Input material:
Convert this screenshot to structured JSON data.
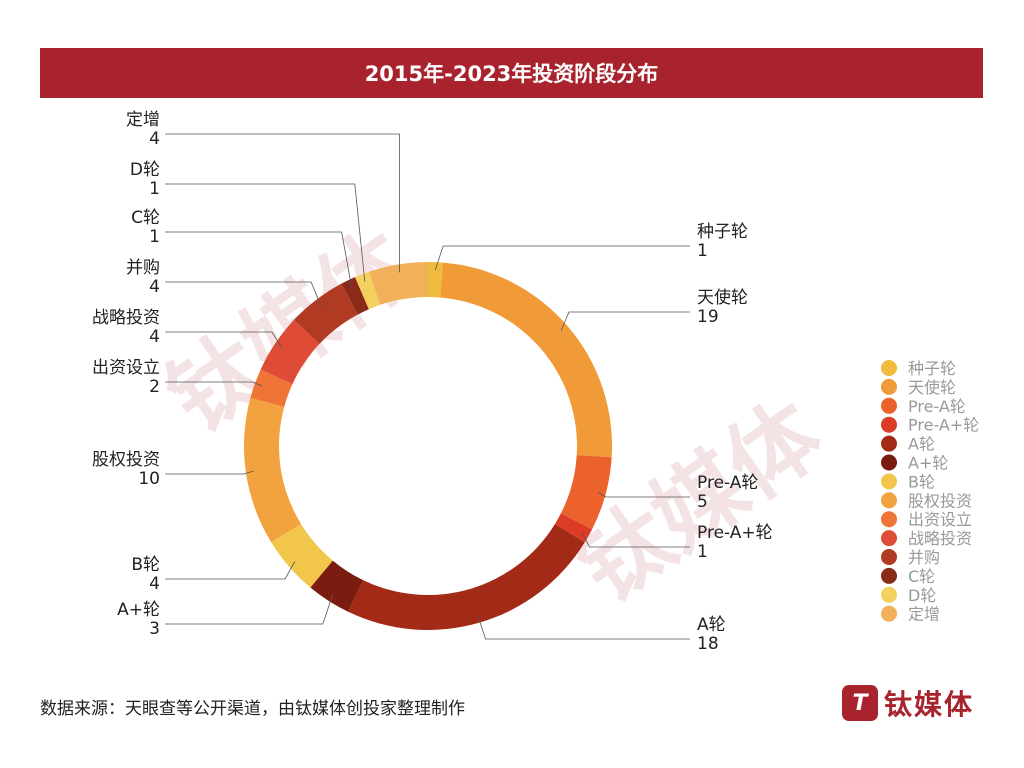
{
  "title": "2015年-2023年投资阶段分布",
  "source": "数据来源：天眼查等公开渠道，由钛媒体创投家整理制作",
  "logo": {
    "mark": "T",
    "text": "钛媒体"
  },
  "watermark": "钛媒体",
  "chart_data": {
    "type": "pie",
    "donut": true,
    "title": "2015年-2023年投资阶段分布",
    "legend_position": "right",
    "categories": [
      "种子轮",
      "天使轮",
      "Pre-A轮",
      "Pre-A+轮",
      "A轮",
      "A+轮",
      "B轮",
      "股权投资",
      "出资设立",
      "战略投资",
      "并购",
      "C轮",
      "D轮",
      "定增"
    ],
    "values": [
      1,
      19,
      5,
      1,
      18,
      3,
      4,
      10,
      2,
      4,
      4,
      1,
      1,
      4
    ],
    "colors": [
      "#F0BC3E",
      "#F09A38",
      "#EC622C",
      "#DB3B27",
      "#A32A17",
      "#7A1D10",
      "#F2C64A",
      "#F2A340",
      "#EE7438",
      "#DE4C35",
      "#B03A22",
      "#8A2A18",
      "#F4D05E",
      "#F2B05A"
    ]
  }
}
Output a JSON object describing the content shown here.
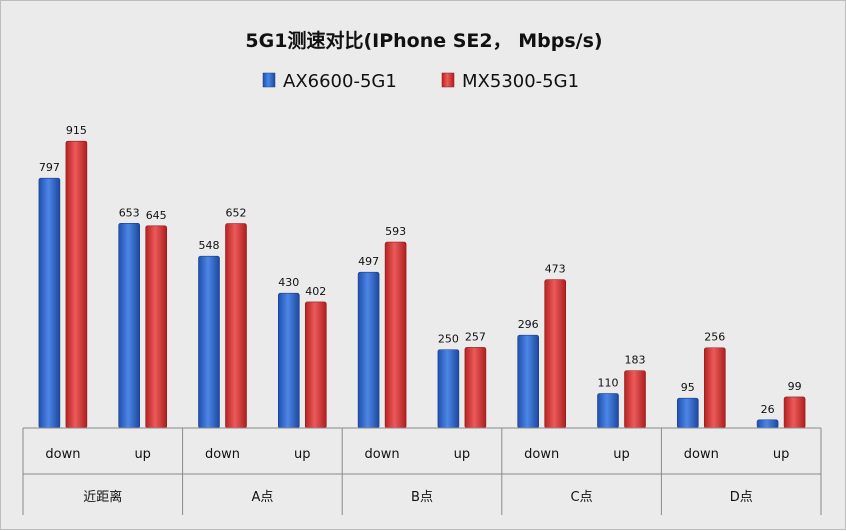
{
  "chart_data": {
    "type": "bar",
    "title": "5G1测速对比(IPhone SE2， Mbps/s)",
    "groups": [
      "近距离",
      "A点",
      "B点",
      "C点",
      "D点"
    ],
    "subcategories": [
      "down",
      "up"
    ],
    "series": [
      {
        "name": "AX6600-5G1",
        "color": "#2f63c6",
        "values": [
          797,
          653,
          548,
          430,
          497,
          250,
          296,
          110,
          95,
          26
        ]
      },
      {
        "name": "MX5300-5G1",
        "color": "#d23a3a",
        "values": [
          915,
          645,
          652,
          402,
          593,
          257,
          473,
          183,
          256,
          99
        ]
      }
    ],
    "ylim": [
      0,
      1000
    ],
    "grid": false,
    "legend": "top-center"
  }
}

Required task: Looking at the entries above, state how many lines contain "JSON"; give the number alone.

Response to this exercise: 2